Task instructions → Print all the records exactly, please.
** Start **
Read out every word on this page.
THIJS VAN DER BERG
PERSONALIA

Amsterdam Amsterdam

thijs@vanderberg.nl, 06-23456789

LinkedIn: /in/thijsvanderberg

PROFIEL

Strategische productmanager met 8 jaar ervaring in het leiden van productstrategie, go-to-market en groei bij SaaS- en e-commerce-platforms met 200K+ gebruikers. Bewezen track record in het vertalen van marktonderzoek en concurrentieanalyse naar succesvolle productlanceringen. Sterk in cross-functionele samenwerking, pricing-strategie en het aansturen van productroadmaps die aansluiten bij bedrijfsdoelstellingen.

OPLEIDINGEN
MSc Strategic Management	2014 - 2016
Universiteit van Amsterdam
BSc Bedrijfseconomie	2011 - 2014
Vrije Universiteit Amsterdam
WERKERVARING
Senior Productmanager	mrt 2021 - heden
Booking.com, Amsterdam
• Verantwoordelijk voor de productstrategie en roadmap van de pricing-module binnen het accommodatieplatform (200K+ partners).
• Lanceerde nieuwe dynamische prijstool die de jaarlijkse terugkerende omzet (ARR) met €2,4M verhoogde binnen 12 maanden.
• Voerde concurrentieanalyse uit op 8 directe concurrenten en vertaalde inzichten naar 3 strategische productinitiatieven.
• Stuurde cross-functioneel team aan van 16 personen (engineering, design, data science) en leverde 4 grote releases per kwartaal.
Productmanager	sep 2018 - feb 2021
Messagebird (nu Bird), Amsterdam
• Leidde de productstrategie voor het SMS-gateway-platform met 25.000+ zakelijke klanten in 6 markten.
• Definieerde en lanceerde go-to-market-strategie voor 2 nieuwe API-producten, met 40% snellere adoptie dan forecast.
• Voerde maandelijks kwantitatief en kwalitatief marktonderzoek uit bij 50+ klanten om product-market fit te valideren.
** End **
The answer →
Read out every word on this page.
THIJS VAN DER BERG
PERSONALIA

Amsterdam Amsterdam

thijs@vanderberg.nl, 06-23456789

LinkedIn: /in/thijsvanderberg

PROFIEL

Strategische productmanager met 8 jaar ervaring in het leiden van productstrategie, go-to-market en groei bij SaaS- en e-commerce-platforms met 200K+ gebruikers. Bewezen track record in het vertalen van marktonderzoek en concurrentieanalyse naar succesvolle productlanceringen. Sterk in cross-functionele samenwerking, pricing-strategie en het aansturen van productroadmaps die aansluiten bij bedrijfsdoelstellingen.

OPLEIDINGEN
MSc Strategic Management	2014 - 2016
Universiteit van Amsterdam
BSc Bedrijfseconomie	2011 - 2014
Vrije Universiteit Amsterdam
WERKERVARING
Senior Productmanager	mrt 2021 - heden
Booking.com, Amsterdam
• Verantwoordelijk voor de productstrategie en roadmap van de pricing-module binnen het accommodatieplatform (200K+ partners).
• Lanceerde nieuwe dynamische prijstool die de jaarlijkse terugkerende omzet (ARR) met €2,4M verhoogde binnen 12 maanden.
• Voerde concurrentieanalyse uit op 8 directe concurrenten en vertaalde inzichten naar 3 strategische productinitiatieven.
• Stuurde cross-functioneel team aan van 16 personen (engineering, design, data science) en leverde 4 grote releases per kwartaal.
Productmanager	sep 2018 - feb 2021
Messagebird (nu Bird), Amsterdam
• Leidde de productstrategie voor het SMS-gateway-platform met 25.000+ zakelijke klanten in 6 markten.
• Definieerde en lanceerde go-to-market-strategie voor 2 nieuwe API-producten, met 40% snellere adoptie dan forecast.
• Voerde maandelijks kwantitatief en kwalitatief marktonderzoek uit bij 50+ klanten om product-market fit te valideren.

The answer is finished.